DATA ROWS:

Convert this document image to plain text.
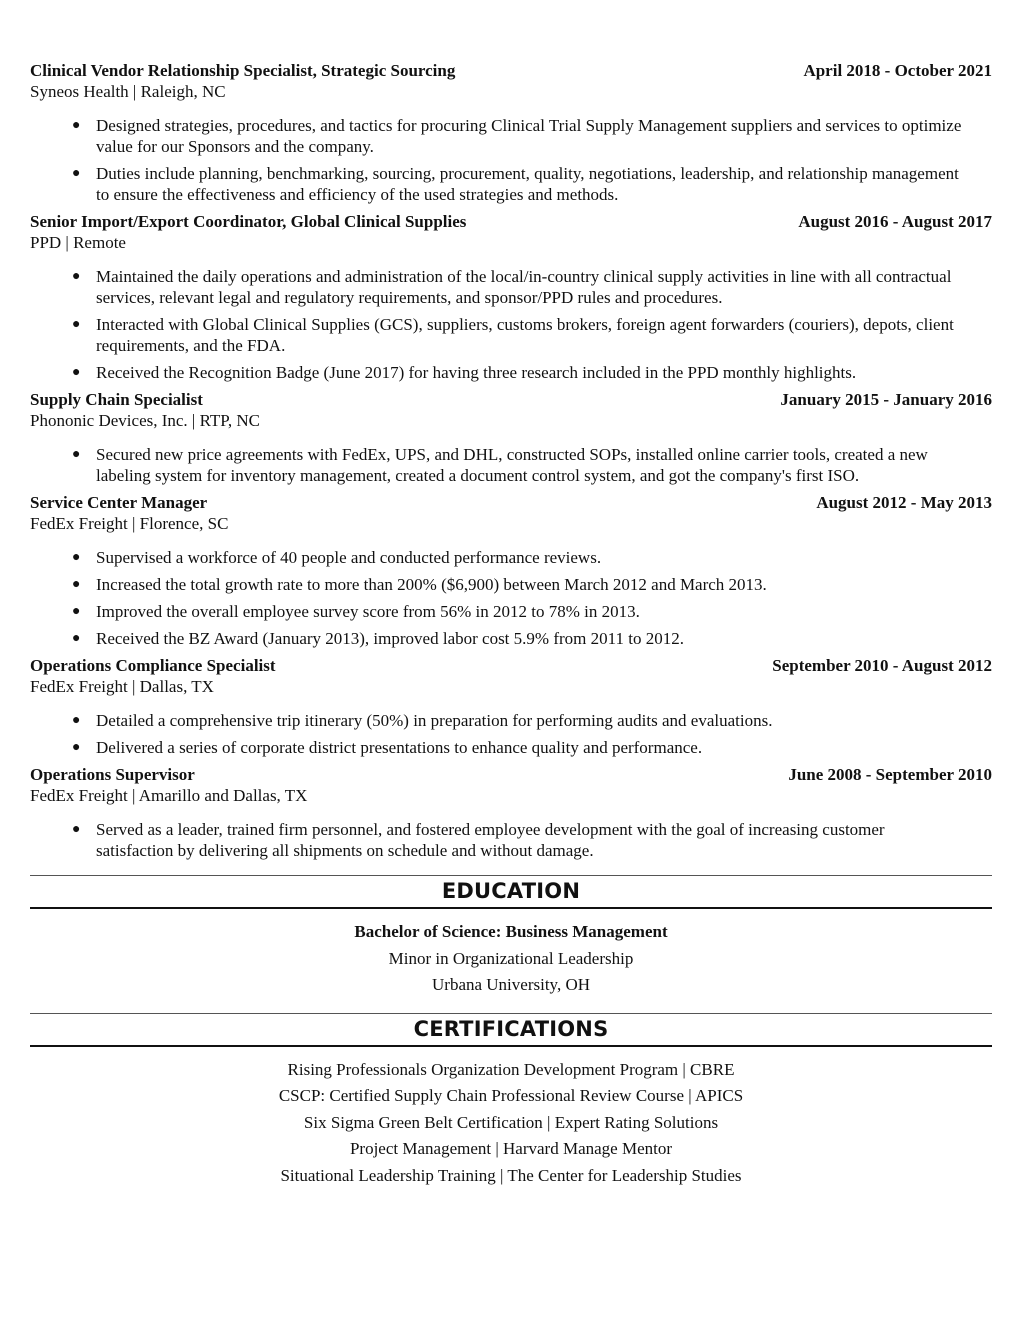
Clinical Vendor Relationship Specialist, Strategic Sourcing	April 2018 - October 2021
Syneos Health | Raleigh, NC
● Designed strategies, procedures, and tactics for procuring Clinical Trial Supply Management suppliers and services to optimize value for our Sponsors and the company.
● Duties include planning, benchmarking, sourcing, procurement, quality, negotiations, leadership, and relationship management to ensure the effectiveness and efficiency of the used strategies and methods.
Senior Import/Export Coordinator, Global Clinical Supplies	August 2016 - August 2017
PPD | Remote
● Maintained the daily operations and administration of the local/in-country clinical supply activities in line with all contractual services, relevant legal and regulatory requirements, and sponsor/PPD rules and procedures.
● Interacted with Global Clinical Supplies (GCS), suppliers, customs brokers, foreign agent forwarders (couriers), depots, client requirements, and the FDA.
● Received the Recognition Badge (June 2017) for having three research included in the PPD monthly highlights.
Supply Chain Specialist	January 2015 - January 2016
Phononic Devices, Inc. | RTP, NC
● Secured new price agreements with FedEx, UPS, and DHL, constructed SOPs, installed online carrier tools, created a new labeling system for inventory management, created a document control system, and got the company's first ISO.
Service Center Manager	August 2012 - May 2013
FedEx Freight | Florence, SC
● Supervised a workforce of 40 people and conducted performance reviews.
● Increased the total growth rate to more than 200% ($6,900) between March 2012 and March 2013.
● Improved the overall employee survey score from 56% in 2012 to 78% in 2013.
● Received the BZ Award (January 2013), improved labor cost 5.9% from 2011 to 2012.
Operations Compliance Specialist	September 2010 - August 2012
FedEx Freight | Dallas, TX
● Detailed a comprehensive trip itinerary (50%) in preparation for performing audits and evaluations.
● Delivered a series of corporate district presentations to enhance quality and performance.
Operations Supervisor	June 2008 - September 2010
FedEx Freight | Amarillo and Dallas, TX
● Served as a leader, trained firm personnel, and fostered employee development with the goal of increasing customer satisfaction by delivering all shipments on schedule and without damage.
EDUCATION
Bachelor of Science: Business Management
Minor in Organizational Leadership
Urbana University, OH
CERTIFICATIONS
Rising Professionals Organization Development Program | CBRE
CSCP: Certified Supply Chain Professional Review Course | APICS
Six Sigma Green Belt Certification | Expert Rating Solutions
Project Management | Harvard Manage Mentor
Situational Leadership Training | The Center for Leadership Studies
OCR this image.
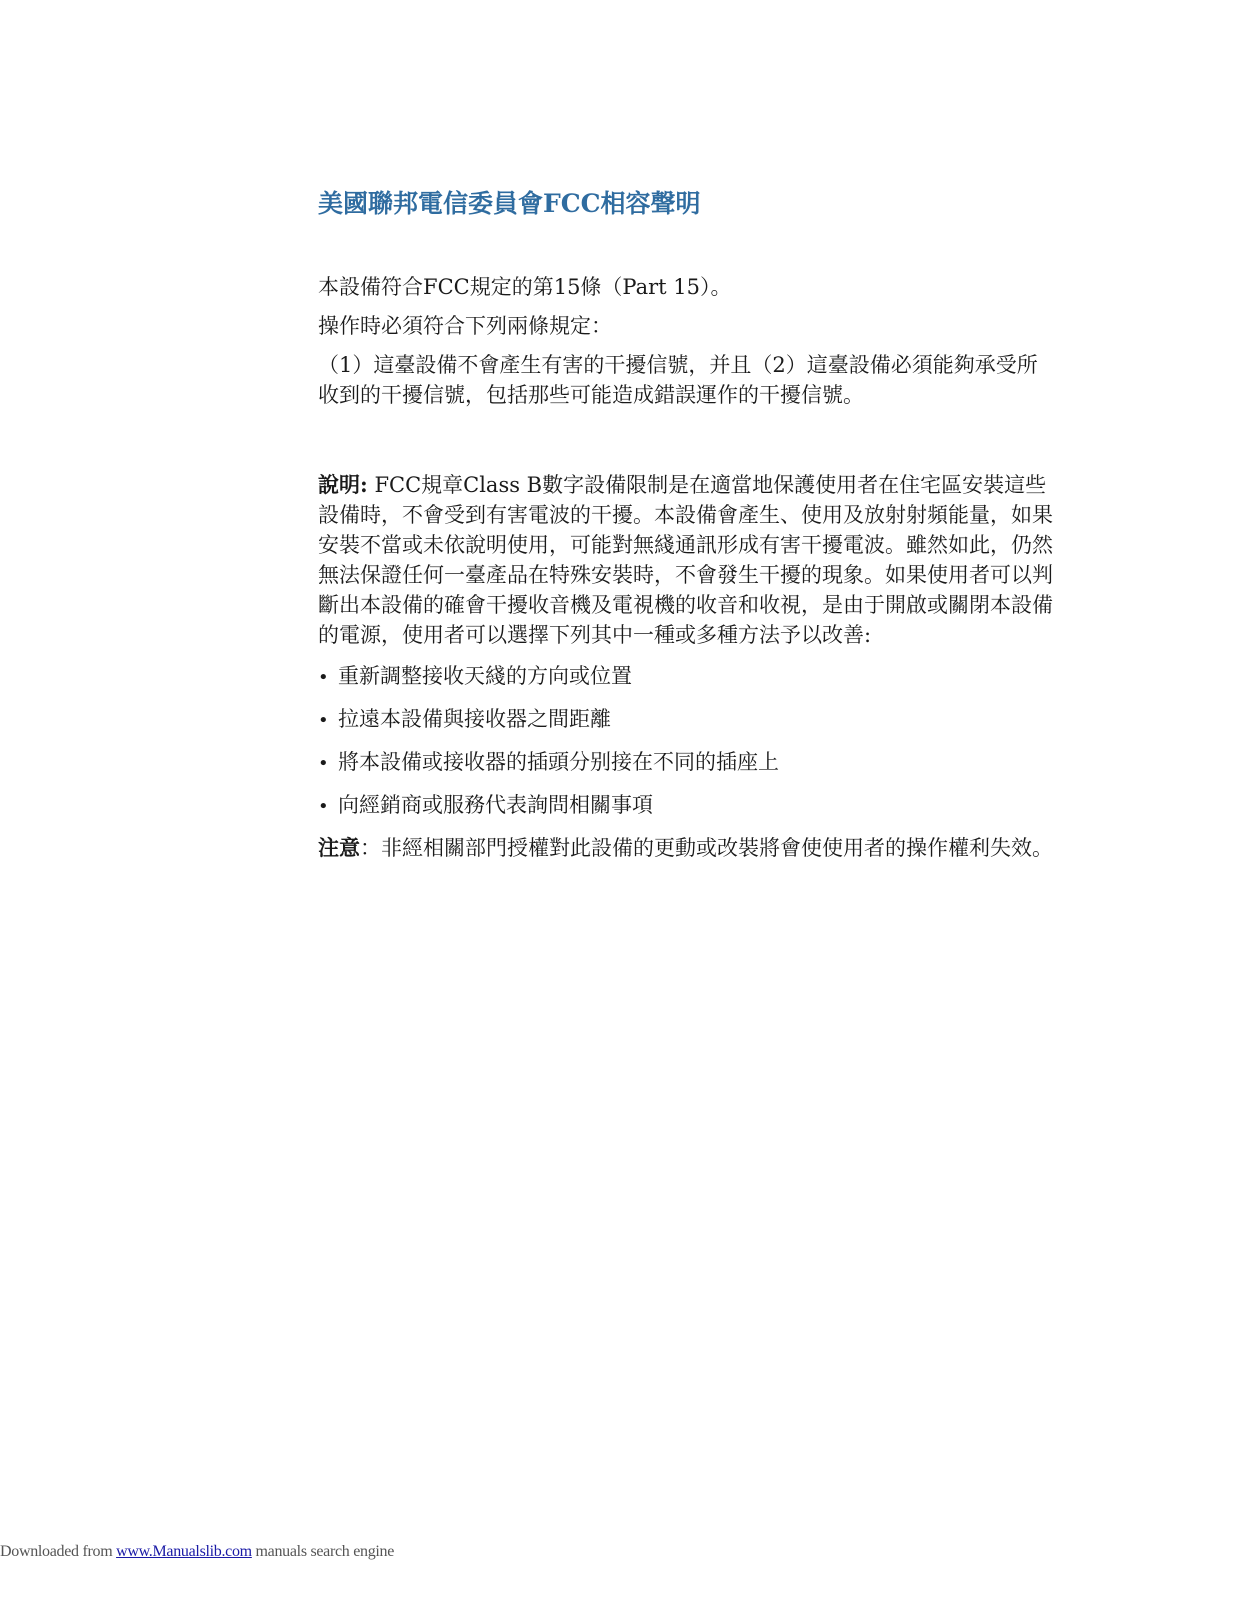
美國聯邦電信委員會FCC相容聲明

本設備符合FCC規定的第15條（Part 15）。

操作時必須符合下列兩條規定：

（1）這臺設備不會產生有害的干擾信號，并且（2）這臺設備必須能夠承受所收到的干擾信號，包括那些可能造成錯誤運作的干擾信號。

說明: FCC規章Class B數字設備限制是在適當地保護使用者在住宅區安裝這些設備時，不會受到有害電波的干擾。本設備會產生、使用及放射射頻能量，如果安裝不當或未依說明使用，可能對無綫通訊形成有害干擾電波。雖然如此，仍然無法保證任何一臺產品在特殊安裝時，不會發生干擾的現象。如果使用者可以判斷出本設備的確會干擾收音機及電視機的收音和收視，是由于開啟或關閉本設備的電源，使用者可以選擇下列其中一種或多種方法予以改善:

• 重新調整接收天綫的方向或位置
• 拉遠本設備與接收器之間距離
• 將本設備或接收器的插頭分别接在不同的插座上
• 向經銷商或服務代表詢問相關事項

注意：非經相關部門授權對此設備的更動或改裝將會使使用者的操作權利失效。

Downloaded from www.Manualslib.com manuals search engine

THE PROBLEM:
All of the entries above should be duplicated exactly, except for the pictures.

PROBLEM SOLUTION:
Convert this document image to plain text.
Clinical Vendor Relationship Specialist, Strategic Sourcing	April 2018 - October 2021
Syneos Health | Raleigh, NC
● Designed strategies, procedures, and tactics for procuring Clinical Trial Supply Management suppliers and services to optimize value for our Sponsors and the company.
● Duties include planning, benchmarking, sourcing, procurement, quality, negotiations, leadership, and relationship management to ensure the effectiveness and efficiency of the used strategies and methods.
Senior Import/Export Coordinator, Global Clinical Supplies	August 2016 - August 2017
PPD | Remote
● Maintained the daily operations and administration of the local/in-country clinical supply activities in line with all contractual services, relevant legal and regulatory requirements, and sponsor/PPD rules and procedures.
● Interacted with Global Clinical Supplies (GCS), suppliers, customs brokers, foreign agent forwarders (couriers), depots, client requirements, and the FDA.
● Received the Recognition Badge (June 2017) for having three research included in the PPD monthly highlights.
Supply Chain Specialist	January 2015 - January 2016
Phononic Devices, Inc. | RTP, NC
● Secured new price agreements with FedEx, UPS, and DHL, constructed SOPs, installed online carrier tools, created a new labeling system for inventory management, created a document control system, and got the company's first ISO.
Service Center Manager	August 2012 - May 2013
FedEx Freight | Florence, SC
● Supervised a workforce of 40 people and conducted performance reviews.
● Increased the total growth rate to more than 200% ($6,900) between March 2012 and March 2013.
● Improved the overall employee survey score from 56% in 2012 to 78% in 2013.
● Received the BZ Award (January 2013), improved labor cost 5.9% from 2011 to 2012.
Operations Compliance Specialist	September 2010 - August 2012
FedEx Freight | Dallas, TX
● Detailed a comprehensive trip itinerary (50%) in preparation for performing audits and evaluations.
● Delivered a series of corporate district presentations to enhance quality and performance.
Operations Supervisor	June 2008 - September 2010
FedEx Freight | Amarillo and Dallas, TX
● Served as a leader, trained firm personnel, and fostered employee development with the goal of increasing customer satisfaction by delivering all shipments on schedule and without damage.
EDUCATION
Bachelor of Science: Business Management
Minor in Organizational Leadership
Urbana University, OH
CERTIFICATIONS
Rising Professionals Organization Development Program | CBRE
CSCP: Certified Supply Chain Professional Review Course | APICS
Six Sigma Green Belt Certification | Expert Rating Solutions
Project Management | Harvard Manage Mentor
Situational Leadership Training | The Center for Leadership Studies
OCR this image.
美國聯邦電信委員會FCC相容聲明

本設備符合FCC規定的第15條（Part 15）。

操作時必須符合下列兩條規定：

（1）這臺設備不會產生有害的干擾信號，并且（2）這臺設備必須能夠承受所收到的干擾信號，包括那些可能造成錯誤運作的干擾信號。

說明: FCC規章Class B數字設備限制是在適當地保護使用者在住宅區安裝這些設備時，不會受到有害電波的干擾。本設備會產生、使用及放射射頻能量，如果安裝不當或未依說明使用，可能對無綫通訊形成有害干擾電波。雖然如此，仍然無法保證任何一臺產品在特殊安裝時，不會發生干擾的現象。如果使用者可以判斷出本設備的確會干擾收音機及電視機的收音和收視，是由于開啟或關閉本設備的電源，使用者可以選擇下列其中一種或多種方法予以改善:

• 重新調整接收天綫的方向或位置
• 拉遠本設備與接收器之間距離
• 將本設備或接收器的插頭分别接在不同的插座上
• 向經銷商或服務代表詢問相關事項

注意：非經相關部門授權對此設備的更動或改裝將會使使用者的操作權利失效。

Downloaded from www.Manualslib.com manuals search engine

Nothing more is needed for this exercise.